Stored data
——————

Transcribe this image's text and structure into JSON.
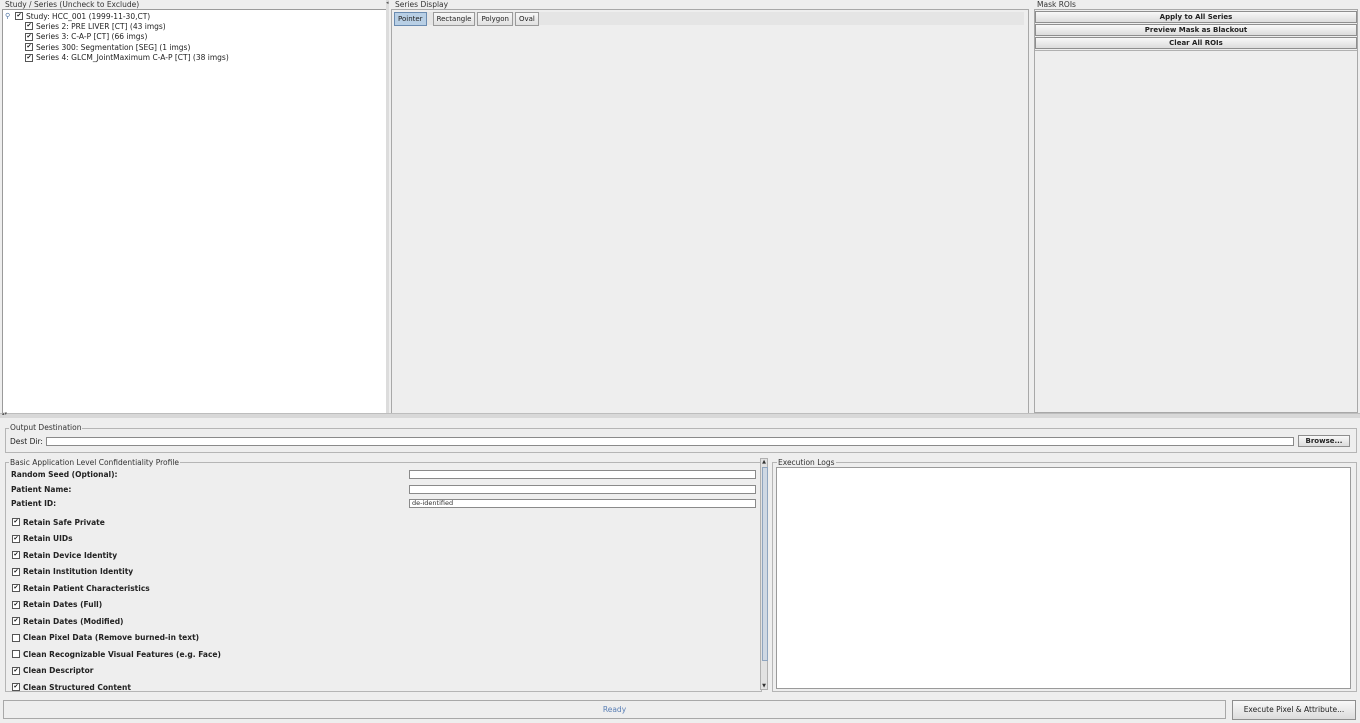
{
  "tree_panel": {
    "title": "Study / Series (Uncheck to Exclude)",
    "study": {
      "label": "Study: HCC_001 (1999-11-30,CT)",
      "checked": true
    },
    "series": [
      {
        "label": "Series 2: PRE LIVER [CT] (43 imgs)",
        "checked": true
      },
      {
        "label": "Series 3: C-A-P [CT] (66 imgs)",
        "checked": true
      },
      {
        "label": "Series 300: Segmentation [SEG] (1 imgs)",
        "checked": true
      },
      {
        "label": "Series 4: GLCM_JointMaximum C-A-P [CT] (38 imgs)",
        "checked": true
      }
    ]
  },
  "display_panel": {
    "title": "Series Display",
    "tools": [
      "Pointer",
      "Rectangle",
      "Polygon",
      "Oval"
    ],
    "selected_tool": "Pointer"
  },
  "mask_panel": {
    "title": "Mask ROIs",
    "buttons": [
      "Apply to All Series",
      "Preview Mask as Blackout",
      "Clear All ROIs"
    ]
  },
  "output": {
    "title": "Output Destination",
    "dest_label": "Dest Dir:",
    "dest_value": "",
    "browse_label": "Browse..."
  },
  "profile": {
    "title": "Basic Application Level Confidentiality Profile",
    "fields": [
      {
        "label": "Random Seed (Optional):",
        "value": ""
      },
      {
        "label": "Patient Name:",
        "value": ""
      },
      {
        "label": "Patient ID:",
        "value": "de-identified"
      }
    ],
    "options": [
      {
        "label": "Retain Safe Private",
        "checked": true
      },
      {
        "label": "Retain UIDs",
        "checked": true
      },
      {
        "label": "Retain Device Identity",
        "checked": true
      },
      {
        "label": "Retain Institution Identity",
        "checked": true
      },
      {
        "label": "Retain Patient Characteristics",
        "checked": true
      },
      {
        "label": "Retain Dates (Full)",
        "checked": true
      },
      {
        "label": "Retain Dates (Modified)",
        "checked": true
      },
      {
        "label": "Clean Pixel Data (Remove burned-in text)",
        "checked": false
      },
      {
        "label": "Clean Recognizable Visual Features (e.g. Face)",
        "checked": false
      },
      {
        "label": "Clean Descriptor",
        "checked": true
      },
      {
        "label": "Clean Structured Content",
        "checked": true
      }
    ]
  },
  "logs": {
    "title": "Execution Logs",
    "content": ""
  },
  "status": {
    "text": "Ready",
    "color": "#5a7fb5"
  },
  "execute_label": "Execute Pixel & Attribute..."
}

——————

**Task**
Repeat all of the records verbatim, leaving out the pictures.

**Exercise answer**
Transcribe this image's text and structure into JSON.
{
  "tree_panel": {
    "title": "Study / Series (Uncheck to Exclude)",
    "study": {
      "label": "Study: HCC_001 (1999-11-30,CT)",
      "checked": true
    },
    "series": [
      {
        "label": "Series 2: PRE LIVER [CT] (43 imgs)",
        "checked": true
      },
      {
        "label": "Series 3: C-A-P [CT] (66 imgs)",
        "checked": true
      },
      {
        "label": "Series 300: Segmentation [SEG] (1 imgs)",
        "checked": true
      },
      {
        "label": "Series 4: GLCM_JointMaximum C-A-P [CT] (38 imgs)",
        "checked": true
      }
    ]
  },
  "display_panel": {
    "title": "Series Display",
    "tools": [
      "Pointer",
      "Rectangle",
      "Polygon",
      "Oval"
    ],
    "selected_tool": "Pointer"
  },
  "mask_panel": {
    "title": "Mask ROIs",
    "buttons": [
      "Apply to All Series",
      "Preview Mask as Blackout",
      "Clear All ROIs"
    ]
  },
  "output": {
    "title": "Output Destination",
    "dest_label": "Dest Dir:",
    "dest_value": "",
    "browse_label": "Browse..."
  },
  "profile": {
    "title": "Basic Application Level Confidentiality Profile",
    "fields": [
      {
        "label": "Random Seed (Optional):",
        "value": ""
      },
      {
        "label": "Patient Name:",
        "value": ""
      },
      {
        "label": "Patient ID:",
        "value": "de-identified"
      }
    ],
    "options": [
      {
        "label": "Retain Safe Private",
        "checked": true
      },
      {
        "label": "Retain UIDs",
        "checked": true
      },
      {
        "label": "Retain Device Identity",
        "checked": true
      },
      {
        "label": "Retain Institution Identity",
        "checked": true
      },
      {
        "label": "Retain Patient Characteristics",
        "checked": true
      },
      {
        "label": "Retain Dates (Full)",
        "checked": true
      },
      {
        "label": "Retain Dates (Modified)",
        "checked": true
      },
      {
        "label": "Clean Pixel Data (Remove burned-in text)",
        "checked": false
      },
      {
        "label": "Clean Recognizable Visual Features (e.g. Face)",
        "checked": false
      },
      {
        "label": "Clean Descriptor",
        "checked": true
      },
      {
        "label": "Clean Structured Content",
        "checked": true
      }
    ]
  },
  "logs": {
    "title": "Execution Logs",
    "content": ""
  },
  "status": {
    "text": "Ready",
    "color": "#5a7fb5"
  },
  "execute_label": "Execute Pixel & Attribute..."
}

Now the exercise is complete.